Give only the number of lines in the records that contain the string "Connections", matching case exactly.

● **Layout element entries**

^^^^^^^^^^^^^^^^

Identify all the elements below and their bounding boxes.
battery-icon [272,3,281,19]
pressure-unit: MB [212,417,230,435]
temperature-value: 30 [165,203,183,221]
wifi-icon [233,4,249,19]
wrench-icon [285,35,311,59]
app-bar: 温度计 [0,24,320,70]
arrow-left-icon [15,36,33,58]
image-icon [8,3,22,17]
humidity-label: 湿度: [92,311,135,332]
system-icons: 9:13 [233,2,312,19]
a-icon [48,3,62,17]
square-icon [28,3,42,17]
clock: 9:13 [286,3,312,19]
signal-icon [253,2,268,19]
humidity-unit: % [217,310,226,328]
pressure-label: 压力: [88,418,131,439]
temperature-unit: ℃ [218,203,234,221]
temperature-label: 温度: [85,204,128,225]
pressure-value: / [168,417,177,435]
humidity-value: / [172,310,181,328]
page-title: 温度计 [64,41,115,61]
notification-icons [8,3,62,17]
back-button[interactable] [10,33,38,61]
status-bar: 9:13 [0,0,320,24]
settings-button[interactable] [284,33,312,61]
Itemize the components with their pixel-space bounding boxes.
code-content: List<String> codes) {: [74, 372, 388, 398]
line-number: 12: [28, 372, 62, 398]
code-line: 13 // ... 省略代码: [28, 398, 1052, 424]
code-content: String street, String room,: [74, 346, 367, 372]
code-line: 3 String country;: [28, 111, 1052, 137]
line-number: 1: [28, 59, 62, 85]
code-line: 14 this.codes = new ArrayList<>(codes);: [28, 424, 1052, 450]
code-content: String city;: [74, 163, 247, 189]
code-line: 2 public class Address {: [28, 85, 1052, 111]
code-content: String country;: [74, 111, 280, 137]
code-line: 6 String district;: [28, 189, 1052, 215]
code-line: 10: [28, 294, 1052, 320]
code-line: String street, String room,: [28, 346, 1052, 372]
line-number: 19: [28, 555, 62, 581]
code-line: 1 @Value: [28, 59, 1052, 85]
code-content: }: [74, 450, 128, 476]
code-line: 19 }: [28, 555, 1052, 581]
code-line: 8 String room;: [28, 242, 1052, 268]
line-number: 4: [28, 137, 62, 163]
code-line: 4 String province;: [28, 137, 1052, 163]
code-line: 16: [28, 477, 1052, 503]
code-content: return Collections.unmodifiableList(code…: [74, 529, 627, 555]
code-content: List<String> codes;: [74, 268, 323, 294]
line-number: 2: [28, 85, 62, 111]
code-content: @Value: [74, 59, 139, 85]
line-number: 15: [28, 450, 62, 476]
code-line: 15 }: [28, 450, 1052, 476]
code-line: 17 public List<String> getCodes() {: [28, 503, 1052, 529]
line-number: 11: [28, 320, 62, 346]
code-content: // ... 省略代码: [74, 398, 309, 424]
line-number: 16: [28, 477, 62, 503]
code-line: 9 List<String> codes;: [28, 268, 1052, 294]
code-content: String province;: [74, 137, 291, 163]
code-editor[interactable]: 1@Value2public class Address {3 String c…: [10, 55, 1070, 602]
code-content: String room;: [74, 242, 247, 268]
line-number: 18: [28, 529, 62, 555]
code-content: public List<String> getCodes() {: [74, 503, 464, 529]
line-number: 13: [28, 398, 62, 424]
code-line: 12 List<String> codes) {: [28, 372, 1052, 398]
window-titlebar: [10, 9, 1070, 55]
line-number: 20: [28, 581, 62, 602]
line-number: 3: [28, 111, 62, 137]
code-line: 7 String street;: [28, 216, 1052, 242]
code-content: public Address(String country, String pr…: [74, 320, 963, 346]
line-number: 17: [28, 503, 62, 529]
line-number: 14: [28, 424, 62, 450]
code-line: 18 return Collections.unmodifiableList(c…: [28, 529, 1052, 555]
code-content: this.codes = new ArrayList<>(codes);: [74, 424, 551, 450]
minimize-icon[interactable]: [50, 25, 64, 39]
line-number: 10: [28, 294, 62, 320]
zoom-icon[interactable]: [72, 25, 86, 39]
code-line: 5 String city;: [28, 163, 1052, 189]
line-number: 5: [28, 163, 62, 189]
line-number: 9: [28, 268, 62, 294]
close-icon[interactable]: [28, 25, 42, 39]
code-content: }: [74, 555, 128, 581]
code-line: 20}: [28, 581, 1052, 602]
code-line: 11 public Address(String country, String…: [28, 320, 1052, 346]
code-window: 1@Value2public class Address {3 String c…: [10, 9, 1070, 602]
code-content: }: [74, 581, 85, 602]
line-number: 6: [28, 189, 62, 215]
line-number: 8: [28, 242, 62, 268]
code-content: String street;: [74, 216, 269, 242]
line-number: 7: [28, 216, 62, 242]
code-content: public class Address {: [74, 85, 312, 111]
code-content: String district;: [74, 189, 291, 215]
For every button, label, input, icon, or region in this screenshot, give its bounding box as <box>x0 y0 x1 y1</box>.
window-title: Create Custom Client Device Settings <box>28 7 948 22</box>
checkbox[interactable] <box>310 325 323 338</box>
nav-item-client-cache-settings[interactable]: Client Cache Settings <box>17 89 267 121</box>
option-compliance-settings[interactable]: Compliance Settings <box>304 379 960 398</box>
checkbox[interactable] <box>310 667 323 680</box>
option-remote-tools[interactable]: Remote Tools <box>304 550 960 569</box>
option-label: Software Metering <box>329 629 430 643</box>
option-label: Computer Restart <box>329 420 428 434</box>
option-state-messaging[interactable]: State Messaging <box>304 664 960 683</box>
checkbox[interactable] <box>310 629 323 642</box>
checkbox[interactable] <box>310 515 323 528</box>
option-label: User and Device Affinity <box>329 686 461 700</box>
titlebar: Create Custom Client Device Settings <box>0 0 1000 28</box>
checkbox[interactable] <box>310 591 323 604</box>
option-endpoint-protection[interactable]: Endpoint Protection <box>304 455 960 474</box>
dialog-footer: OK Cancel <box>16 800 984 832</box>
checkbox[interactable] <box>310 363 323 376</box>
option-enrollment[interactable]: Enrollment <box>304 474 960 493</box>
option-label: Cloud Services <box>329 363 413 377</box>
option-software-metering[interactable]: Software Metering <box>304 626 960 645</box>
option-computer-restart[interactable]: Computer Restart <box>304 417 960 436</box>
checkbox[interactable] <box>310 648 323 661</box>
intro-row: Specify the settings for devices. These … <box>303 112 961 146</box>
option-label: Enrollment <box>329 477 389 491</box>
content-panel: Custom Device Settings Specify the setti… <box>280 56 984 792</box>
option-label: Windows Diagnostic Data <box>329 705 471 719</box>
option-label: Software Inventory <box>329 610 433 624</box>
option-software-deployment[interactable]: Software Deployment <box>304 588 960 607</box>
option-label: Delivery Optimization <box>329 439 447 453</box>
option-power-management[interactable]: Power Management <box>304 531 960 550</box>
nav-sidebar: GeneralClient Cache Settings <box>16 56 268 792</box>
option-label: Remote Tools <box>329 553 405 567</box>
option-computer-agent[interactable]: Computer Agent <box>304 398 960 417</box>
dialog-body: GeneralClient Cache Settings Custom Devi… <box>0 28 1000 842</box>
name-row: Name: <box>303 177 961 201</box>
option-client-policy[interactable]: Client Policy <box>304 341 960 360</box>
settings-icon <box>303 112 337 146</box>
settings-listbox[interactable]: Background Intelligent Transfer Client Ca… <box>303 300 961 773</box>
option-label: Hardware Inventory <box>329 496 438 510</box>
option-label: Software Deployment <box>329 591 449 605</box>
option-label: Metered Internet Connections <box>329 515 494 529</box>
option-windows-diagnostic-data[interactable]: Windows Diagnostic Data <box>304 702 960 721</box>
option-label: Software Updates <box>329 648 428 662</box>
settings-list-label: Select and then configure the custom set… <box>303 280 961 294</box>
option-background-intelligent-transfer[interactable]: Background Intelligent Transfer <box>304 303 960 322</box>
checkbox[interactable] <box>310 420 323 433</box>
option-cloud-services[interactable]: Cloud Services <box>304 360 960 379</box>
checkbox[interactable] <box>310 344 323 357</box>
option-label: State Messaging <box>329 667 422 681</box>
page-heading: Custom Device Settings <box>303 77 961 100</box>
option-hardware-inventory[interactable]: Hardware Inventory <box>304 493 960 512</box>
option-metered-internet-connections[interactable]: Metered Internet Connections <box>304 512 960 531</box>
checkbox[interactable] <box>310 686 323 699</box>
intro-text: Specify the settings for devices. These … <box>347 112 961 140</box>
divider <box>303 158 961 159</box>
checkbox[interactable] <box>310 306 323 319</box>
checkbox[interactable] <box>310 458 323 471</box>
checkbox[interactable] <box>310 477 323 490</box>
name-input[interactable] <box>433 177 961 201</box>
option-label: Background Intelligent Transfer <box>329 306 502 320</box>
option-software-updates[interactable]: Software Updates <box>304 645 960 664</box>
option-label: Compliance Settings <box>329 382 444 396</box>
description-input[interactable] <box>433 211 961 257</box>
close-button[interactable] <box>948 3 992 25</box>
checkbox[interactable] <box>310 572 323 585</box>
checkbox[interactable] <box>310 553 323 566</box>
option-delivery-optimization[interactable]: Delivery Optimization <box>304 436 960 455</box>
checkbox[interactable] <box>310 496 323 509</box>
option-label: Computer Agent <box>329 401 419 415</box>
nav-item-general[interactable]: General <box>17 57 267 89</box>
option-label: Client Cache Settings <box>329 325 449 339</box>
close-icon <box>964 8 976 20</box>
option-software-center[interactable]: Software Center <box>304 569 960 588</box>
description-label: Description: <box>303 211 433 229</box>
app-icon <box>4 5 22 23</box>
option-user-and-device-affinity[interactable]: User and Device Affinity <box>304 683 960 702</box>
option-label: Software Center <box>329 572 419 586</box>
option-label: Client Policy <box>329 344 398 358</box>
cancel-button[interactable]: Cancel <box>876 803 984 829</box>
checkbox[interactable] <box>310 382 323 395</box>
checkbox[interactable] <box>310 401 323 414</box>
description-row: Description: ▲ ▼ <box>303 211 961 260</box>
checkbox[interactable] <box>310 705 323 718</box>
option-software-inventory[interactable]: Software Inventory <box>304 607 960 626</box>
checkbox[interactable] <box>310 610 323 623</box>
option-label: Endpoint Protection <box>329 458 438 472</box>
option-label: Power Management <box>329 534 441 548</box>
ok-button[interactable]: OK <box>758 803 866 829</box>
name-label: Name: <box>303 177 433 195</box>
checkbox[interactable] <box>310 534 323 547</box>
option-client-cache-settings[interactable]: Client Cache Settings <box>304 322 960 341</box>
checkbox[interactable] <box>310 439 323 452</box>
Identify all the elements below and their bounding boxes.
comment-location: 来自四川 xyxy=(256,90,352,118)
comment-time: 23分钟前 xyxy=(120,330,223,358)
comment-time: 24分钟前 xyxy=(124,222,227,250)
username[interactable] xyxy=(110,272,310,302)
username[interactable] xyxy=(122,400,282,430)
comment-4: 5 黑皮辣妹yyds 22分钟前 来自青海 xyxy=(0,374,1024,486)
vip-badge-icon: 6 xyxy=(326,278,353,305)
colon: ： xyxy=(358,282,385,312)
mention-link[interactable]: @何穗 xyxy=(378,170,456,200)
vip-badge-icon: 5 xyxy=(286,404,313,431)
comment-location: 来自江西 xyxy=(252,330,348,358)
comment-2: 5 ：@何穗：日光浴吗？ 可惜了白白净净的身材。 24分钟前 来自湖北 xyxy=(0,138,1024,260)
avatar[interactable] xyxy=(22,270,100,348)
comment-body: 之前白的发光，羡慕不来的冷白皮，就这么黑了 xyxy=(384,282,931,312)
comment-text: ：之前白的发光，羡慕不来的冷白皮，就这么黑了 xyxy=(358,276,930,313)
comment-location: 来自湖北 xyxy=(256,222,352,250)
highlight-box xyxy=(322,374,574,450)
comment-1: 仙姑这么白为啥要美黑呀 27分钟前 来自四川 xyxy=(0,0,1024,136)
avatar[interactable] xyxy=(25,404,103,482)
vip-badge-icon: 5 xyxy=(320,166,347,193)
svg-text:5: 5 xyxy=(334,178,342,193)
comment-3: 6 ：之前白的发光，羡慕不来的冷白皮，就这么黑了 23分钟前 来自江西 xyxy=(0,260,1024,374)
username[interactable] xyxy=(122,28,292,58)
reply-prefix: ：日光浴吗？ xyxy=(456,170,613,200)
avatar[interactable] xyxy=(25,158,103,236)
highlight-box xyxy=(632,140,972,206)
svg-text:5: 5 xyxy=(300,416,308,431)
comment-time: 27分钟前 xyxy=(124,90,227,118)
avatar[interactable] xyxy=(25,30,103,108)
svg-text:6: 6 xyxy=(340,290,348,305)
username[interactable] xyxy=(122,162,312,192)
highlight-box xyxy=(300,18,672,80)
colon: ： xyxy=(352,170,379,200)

^^^^^^^^^^^^^^^^

● **Full solution**
2